## WHAT YOU NEED TO DO
Send back the records in full, character for character.

## SUPPLIED DATA
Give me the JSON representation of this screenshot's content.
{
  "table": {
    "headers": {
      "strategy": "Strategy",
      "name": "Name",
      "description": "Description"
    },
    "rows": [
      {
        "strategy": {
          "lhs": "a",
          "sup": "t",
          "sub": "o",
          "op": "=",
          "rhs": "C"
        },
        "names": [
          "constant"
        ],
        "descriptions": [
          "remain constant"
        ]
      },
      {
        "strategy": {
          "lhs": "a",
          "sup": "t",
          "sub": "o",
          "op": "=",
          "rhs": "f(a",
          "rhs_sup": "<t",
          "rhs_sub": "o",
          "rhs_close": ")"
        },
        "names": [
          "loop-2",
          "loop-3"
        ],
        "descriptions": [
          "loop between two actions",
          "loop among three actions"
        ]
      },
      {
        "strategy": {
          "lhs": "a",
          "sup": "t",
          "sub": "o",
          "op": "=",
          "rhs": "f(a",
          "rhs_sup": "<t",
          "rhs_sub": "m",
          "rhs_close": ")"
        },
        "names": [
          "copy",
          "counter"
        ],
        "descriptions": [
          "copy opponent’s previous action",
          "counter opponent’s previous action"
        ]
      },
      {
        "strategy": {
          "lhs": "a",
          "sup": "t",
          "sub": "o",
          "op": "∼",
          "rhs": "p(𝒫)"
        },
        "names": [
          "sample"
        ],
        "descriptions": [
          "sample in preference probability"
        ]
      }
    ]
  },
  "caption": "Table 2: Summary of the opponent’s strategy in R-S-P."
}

## WORKED ANSWER
Give me the JSON representation of this screenshot's content.
{
  "table": {
    "headers": {
      "strategy": "Strategy",
      "name": "Name",
      "description": "Description"
    },
    "rows": [
      {
        "strategy": {
          "lhs": "a",
          "sup": "t",
          "sub": "o",
          "op": "=",
          "rhs": "C"
        },
        "names": [
          "constant"
        ],
        "descriptions": [
          "remain constant"
        ]
      },
      {
        "strategy": {
          "lhs": "a",
          "sup": "t",
          "sub": "o",
          "op": "=",
          "rhs": "f(a",
          "rhs_sup": "<t",
          "rhs_sub": "o",
          "rhs_close": ")"
        },
        "names": [
          "loop-2",
          "loop-3"
        ],
        "descriptions": [
          "loop between two actions",
          "loop among three actions"
        ]
      },
      {
        "strategy": {
          "lhs": "a",
          "sup": "t",
          "sub": "o",
          "op": "=",
          "rhs": "f(a",
          "rhs_sup": "<t",
          "rhs_sub": "m",
          "rhs_close": ")"
        },
        "names": [
          "copy",
          "counter"
        ],
        "descriptions": [
          "copy opponent’s previous action",
          "counter opponent’s previous action"
        ]
      },
      {
        "strategy": {
          "lhs": "a",
          "sup": "t",
          "sub": "o",
          "op": "∼",
          "rhs": "p(𝒫)"
        },
        "names": [
          "sample"
        ],
        "descriptions": [
          "sample in preference probability"
        ]
      }
    ]
  },
  "caption": "Table 2: Summary of the opponent’s strategy in R-S-P."
}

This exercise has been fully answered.